TASK DESCRIPTION:
Look through the material below, count the lines containing the word "Transactions", and state only the count.

SOURCE MATERIAL:
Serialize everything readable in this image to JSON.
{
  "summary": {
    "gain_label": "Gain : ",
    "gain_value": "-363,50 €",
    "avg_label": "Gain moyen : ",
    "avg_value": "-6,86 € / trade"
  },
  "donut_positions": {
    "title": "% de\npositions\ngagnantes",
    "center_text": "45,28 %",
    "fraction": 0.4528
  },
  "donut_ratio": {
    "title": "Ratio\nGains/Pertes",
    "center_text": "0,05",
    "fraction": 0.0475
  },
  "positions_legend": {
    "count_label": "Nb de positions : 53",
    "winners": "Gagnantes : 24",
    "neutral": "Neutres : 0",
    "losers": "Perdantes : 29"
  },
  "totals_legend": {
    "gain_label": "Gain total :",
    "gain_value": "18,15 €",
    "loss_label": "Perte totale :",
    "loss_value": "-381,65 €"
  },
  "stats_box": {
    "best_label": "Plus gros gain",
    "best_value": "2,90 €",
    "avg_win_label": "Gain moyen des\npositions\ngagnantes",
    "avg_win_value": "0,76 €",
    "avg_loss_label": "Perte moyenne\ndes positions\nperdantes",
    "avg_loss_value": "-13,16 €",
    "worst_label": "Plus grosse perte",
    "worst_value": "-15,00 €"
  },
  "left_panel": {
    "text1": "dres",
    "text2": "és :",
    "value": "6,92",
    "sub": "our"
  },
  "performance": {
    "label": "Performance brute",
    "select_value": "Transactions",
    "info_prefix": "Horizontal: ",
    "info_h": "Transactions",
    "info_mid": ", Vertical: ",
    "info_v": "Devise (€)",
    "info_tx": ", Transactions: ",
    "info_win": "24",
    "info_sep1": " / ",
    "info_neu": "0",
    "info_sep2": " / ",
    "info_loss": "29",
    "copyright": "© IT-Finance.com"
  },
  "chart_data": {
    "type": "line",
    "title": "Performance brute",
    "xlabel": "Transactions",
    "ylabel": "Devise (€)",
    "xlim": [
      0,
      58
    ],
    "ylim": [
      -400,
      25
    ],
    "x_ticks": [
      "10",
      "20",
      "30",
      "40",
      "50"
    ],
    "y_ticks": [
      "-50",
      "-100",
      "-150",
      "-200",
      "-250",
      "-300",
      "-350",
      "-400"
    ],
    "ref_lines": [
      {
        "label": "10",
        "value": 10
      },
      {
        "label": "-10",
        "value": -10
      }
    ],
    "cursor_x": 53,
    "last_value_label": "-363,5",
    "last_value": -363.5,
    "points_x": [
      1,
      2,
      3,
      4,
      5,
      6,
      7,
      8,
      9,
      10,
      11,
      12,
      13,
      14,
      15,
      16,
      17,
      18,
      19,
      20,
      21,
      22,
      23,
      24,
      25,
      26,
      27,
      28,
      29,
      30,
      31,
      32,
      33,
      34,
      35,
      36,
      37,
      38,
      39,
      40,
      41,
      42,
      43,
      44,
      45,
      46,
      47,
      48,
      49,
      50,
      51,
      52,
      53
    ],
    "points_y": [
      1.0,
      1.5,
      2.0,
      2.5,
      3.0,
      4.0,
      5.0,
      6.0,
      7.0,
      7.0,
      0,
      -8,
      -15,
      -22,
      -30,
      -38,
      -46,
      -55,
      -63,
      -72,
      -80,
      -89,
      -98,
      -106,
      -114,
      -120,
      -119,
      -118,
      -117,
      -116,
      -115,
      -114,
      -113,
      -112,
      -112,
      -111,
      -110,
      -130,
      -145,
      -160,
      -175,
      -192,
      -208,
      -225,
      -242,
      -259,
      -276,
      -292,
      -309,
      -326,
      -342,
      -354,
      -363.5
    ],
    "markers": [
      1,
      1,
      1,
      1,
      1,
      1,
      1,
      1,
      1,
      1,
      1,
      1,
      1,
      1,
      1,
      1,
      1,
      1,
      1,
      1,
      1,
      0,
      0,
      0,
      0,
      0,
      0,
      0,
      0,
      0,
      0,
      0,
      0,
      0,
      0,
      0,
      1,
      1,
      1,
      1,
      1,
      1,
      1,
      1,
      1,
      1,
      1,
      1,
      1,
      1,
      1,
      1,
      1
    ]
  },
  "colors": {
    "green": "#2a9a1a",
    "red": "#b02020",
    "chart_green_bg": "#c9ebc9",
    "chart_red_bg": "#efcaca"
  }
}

ANSWER TO THIS PROBLEM:
4